Trecho selecionado.

#####

Aos poucos, ao sair do seu apartamento e explorar os corredores, você percebe que o tal fenômeno está afetando não somente os humanos, mas também plantas e até a própria fundação do prédio. Pessoas que só olharam de relance pra fora estão sofrendo mutações, se entregando à loucura ou simplesmente morrendo.
A partir desse crescente focado na loucura, existem elementos que ajudam a compor a estranha atmosfera de Look Outside, que pra mim é quase magistral. A começar pela arte de Coulombe, que traz essencialmente o medo através da familiaridade. Gráficos pixelados puxam uma nostalgia dos jogos das décadas de 80 e 90, quando boa parte do seu conteúdo era de fantasia e, ao mesmo tempo, o artista usa imagens grotescas como a de um olho saindo do corte podre em uma barriga exposta.
Não é nada inovador, mas o estilo do traço, juntamente com as ideias perturbadoras que o jogo utiliza, criam uma sensação crescente de medo, não somente pelo que você pode encontrar visualmente, mas também pela possibilidade do que pode aparecer. Em certo momento eu encontrei um homem de costas escovando os dentes e, depois de uma série de diálogos casuais, parecia que o homem estava são, mas assim que ele se virou mais da metade do seu corpo era composta por dentes e sangue.
É o tipo de visão que eleva ainda mais o nível do inesperado e da loucura que se pode encontrar nos apartamentos. Você começa a pensar: qual será o próximo? Um bebê-rato natimorto? Uma criança derretida que fala e anda? Um monstro sem corpo que segue o jogador por todos os andares? Tudo é possível nesse microcosmo.
Outro elemento que eleva a jogatina é a trilha sonora. São diversas músicas que trazem uma vibe quase confortável, mas ao mesmo tempo incômoda. É como se toda a sonoridade de Look Outside fosse uma versão diferente da famigerada trilha de Lavender Town.
O clássico bate e espera
Já de cara podemos destacar que o combate é em turnos. Se visualmente o projeto se assemelha a jogos da era 16 bits, obviamente o combate não seria diferente. Aqui todos os clássicos botões de atacar, usar especiais, se defender e fugir estão presentes.
Alguns pontos divergentes que achei interessante são as adições de sistemas de quebra das armas e ataques de alto risco e alta recompensa, que fazem com que causar mais dano possa danificar seu equipamento. O combate pode ser simplório demais depois de um tempo, mas acredito que é sólido o suficiente para não ser considerado fraco.

#####

Dados fornecidos.
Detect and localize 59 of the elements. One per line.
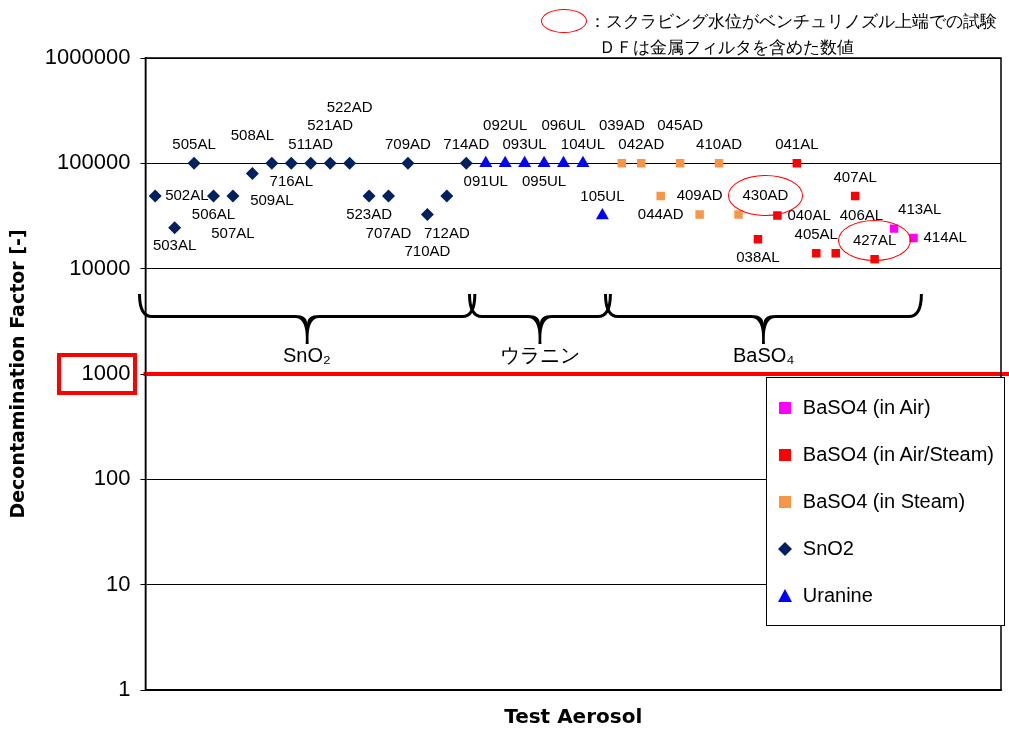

#####

Instrução A. De acordo com o trecho sobre Look Outside, como se desenvolve o combate do jogo?
Instrução B. Transcreva do trecho sobre Look Outside a parte que começa em "Outro elemento que" e vai até "fugir estão presentes.", inclusive.

Resolução A. O combate é em turnos.

Resolução B.
Outro elemento que eleva a jogatina é a trilha sonora. São diversas músicas que trazem uma vibe quase confortável, mas ao mesmo tempo incômoda. É como se toda a sonoridade de Look Outside fosse uma versão diferente da famigerada trilha de Lavender Town.
O clássico bate e espera
Já de cara podemos destacar que o combate é em turnos. Se visualmente o projeto se assemelha a jogos da era 16 bits, obviamente o combate não seria diferente. Aqui todos os clássicos botões de atacar, usar especiais, se defender e fugir estão presentes.